[Job] Answer with a single number: how many lines in the listing below include "ordinary"?

[Dataset records]
------------

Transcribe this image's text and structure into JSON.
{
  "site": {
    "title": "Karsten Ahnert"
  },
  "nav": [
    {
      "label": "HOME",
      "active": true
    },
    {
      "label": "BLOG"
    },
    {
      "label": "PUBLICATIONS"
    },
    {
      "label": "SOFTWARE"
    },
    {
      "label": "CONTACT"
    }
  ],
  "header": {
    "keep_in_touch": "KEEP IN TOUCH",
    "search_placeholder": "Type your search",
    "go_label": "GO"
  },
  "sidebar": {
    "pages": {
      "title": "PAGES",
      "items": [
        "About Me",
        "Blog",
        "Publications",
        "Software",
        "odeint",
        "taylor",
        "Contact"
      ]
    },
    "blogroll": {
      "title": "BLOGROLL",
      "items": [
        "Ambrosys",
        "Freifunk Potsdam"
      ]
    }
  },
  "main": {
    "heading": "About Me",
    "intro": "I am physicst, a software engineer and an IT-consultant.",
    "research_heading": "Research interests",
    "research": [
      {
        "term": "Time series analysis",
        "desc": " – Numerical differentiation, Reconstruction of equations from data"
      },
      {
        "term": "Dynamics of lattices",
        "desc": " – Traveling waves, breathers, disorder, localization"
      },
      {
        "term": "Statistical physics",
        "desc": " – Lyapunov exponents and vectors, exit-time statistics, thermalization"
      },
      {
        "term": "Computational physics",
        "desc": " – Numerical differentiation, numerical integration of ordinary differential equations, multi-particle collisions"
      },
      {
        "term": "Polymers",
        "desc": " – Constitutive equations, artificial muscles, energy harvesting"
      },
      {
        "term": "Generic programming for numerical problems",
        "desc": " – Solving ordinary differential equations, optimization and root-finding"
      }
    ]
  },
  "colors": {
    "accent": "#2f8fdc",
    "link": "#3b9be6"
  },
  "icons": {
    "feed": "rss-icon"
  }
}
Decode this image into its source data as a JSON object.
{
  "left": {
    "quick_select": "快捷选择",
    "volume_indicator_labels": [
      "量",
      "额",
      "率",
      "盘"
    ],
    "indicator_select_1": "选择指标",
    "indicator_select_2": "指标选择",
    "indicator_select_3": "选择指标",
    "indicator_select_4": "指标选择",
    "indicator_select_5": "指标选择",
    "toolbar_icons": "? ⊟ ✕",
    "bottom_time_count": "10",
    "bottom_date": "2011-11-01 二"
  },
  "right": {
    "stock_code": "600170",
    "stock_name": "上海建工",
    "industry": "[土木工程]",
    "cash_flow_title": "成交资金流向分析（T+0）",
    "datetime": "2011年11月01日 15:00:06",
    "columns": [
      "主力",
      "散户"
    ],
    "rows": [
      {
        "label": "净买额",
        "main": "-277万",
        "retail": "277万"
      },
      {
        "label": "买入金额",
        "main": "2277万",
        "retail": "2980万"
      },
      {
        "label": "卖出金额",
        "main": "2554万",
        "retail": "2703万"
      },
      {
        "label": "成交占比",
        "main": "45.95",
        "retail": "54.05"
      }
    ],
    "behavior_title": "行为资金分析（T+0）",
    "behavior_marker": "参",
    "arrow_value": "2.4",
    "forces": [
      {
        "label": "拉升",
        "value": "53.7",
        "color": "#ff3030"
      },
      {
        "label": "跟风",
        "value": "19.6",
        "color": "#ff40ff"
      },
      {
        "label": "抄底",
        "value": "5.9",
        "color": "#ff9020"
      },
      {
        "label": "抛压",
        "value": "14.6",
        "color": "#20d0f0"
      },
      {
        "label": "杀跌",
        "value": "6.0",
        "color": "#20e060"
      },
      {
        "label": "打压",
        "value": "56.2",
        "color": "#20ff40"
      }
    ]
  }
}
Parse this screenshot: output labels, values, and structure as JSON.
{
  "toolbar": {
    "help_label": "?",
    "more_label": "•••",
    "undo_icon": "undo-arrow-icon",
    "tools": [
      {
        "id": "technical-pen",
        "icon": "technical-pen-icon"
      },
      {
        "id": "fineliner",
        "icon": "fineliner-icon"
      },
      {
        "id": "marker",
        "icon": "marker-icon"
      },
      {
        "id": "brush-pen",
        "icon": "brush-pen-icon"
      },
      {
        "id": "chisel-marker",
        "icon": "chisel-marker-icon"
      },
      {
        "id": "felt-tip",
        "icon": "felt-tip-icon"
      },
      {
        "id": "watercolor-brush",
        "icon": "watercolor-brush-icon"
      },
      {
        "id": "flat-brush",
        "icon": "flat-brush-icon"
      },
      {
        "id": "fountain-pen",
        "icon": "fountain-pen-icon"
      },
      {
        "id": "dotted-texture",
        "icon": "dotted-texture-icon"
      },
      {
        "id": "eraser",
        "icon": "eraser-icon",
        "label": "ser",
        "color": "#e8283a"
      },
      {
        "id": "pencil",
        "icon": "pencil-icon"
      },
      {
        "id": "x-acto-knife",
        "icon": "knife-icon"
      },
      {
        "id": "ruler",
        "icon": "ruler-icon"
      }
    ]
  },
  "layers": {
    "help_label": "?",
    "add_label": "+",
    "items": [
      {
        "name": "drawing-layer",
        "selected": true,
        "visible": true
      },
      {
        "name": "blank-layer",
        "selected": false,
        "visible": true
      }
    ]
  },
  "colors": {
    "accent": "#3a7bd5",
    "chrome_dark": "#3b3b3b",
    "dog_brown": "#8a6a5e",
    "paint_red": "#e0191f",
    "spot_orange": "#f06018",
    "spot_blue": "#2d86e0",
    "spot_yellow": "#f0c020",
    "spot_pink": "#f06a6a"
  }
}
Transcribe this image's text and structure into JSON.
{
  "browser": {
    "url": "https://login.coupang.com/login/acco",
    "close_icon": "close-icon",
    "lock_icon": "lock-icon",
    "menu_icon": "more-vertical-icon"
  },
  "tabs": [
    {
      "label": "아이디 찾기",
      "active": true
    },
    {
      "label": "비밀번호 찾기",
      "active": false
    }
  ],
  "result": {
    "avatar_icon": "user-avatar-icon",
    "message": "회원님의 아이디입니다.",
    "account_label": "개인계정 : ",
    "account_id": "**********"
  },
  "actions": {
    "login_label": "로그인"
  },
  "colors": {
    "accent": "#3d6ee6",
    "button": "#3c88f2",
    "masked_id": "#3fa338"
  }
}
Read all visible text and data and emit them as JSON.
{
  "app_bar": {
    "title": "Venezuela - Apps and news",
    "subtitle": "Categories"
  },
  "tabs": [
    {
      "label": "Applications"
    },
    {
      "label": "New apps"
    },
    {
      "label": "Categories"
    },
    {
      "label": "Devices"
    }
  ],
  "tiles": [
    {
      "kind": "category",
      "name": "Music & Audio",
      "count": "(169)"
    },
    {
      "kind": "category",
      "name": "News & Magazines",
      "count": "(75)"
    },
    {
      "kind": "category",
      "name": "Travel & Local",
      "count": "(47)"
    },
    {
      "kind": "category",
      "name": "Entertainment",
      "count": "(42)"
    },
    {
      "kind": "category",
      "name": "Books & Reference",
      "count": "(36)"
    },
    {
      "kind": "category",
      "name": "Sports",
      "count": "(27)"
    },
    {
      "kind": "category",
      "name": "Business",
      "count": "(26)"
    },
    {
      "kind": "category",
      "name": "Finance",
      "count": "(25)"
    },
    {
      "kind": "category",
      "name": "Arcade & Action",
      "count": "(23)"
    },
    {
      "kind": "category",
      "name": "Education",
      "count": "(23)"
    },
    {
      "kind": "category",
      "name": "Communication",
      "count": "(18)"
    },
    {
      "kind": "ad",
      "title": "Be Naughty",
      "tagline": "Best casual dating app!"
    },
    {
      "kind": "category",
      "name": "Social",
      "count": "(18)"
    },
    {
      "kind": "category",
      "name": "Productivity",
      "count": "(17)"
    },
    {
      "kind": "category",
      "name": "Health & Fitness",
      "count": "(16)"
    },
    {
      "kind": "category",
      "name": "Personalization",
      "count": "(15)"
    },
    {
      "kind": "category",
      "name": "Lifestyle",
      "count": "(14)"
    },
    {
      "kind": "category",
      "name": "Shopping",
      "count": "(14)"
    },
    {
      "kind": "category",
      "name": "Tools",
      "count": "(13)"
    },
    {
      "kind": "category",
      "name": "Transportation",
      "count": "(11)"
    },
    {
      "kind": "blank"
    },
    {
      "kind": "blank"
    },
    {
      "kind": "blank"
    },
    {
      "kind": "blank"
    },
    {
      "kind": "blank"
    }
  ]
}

------------

[Complete response] 2